## [Objective]
Restate each line word for word. Leave out every picture.

## [Source records]
+-------+

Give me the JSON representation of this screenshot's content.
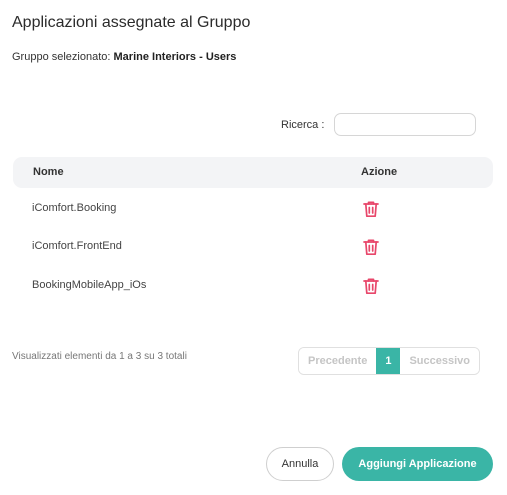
{
  "dialog": {
    "title": "Applicazioni assegnate al Gruppo",
    "subtitle_label": "Gruppo selezionato:",
    "group_name": "Marine Interiors - Users"
  },
  "search": {
    "label": "Ricerca :",
    "value": "",
    "placeholder": ""
  },
  "table": {
    "columns": [
      "Nome",
      "Azione"
    ],
    "rows": [
      {
        "name": "iComfort.Booking",
        "action_icon": "trash-icon"
      },
      {
        "name": "iComfort.FrontEnd",
        "action_icon": "trash-icon"
      },
      {
        "name": "BookingMobileApp_iOs",
        "action_icon": "trash-icon"
      }
    ]
  },
  "pagination": {
    "info": "Visualizzati elementi da 1 a 3 su 3 totali",
    "prev_label": "Precedente",
    "current_page": "1",
    "next_label": "Successivo"
  },
  "footer": {
    "cancel_label": "Annulla",
    "add_label": "Aggiungi Applicazione"
  },
  "colors": {
    "accent": "#3ab5a6",
    "delete": "#e8466a"
  }
}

+-------+

## [Answer in full]
Give me the JSON representation of this screenshot's content.
{
  "dialog": {
    "title": "Applicazioni assegnate al Gruppo",
    "subtitle_label": "Gruppo selezionato:",
    "group_name": "Marine Interiors - Users"
  },
  "search": {
    "label": "Ricerca :",
    "value": "",
    "placeholder": ""
  },
  "table": {
    "columns": [
      "Nome",
      "Azione"
    ],
    "rows": [
      {
        "name": "iComfort.Booking",
        "action_icon": "trash-icon"
      },
      {
        "name": "iComfort.FrontEnd",
        "action_icon": "trash-icon"
      },
      {
        "name": "BookingMobileApp_iOs",
        "action_icon": "trash-icon"
      }
    ]
  },
  "pagination": {
    "info": "Visualizzati elementi da 1 a 3 su 3 totali",
    "prev_label": "Precedente",
    "current_page": "1",
    "next_label": "Successivo"
  },
  "footer": {
    "cancel_label": "Annulla",
    "add_label": "Aggiungi Applicazione"
  },
  "colors": {
    "accent": "#3ab5a6",
    "delete": "#e8466a"
  }
}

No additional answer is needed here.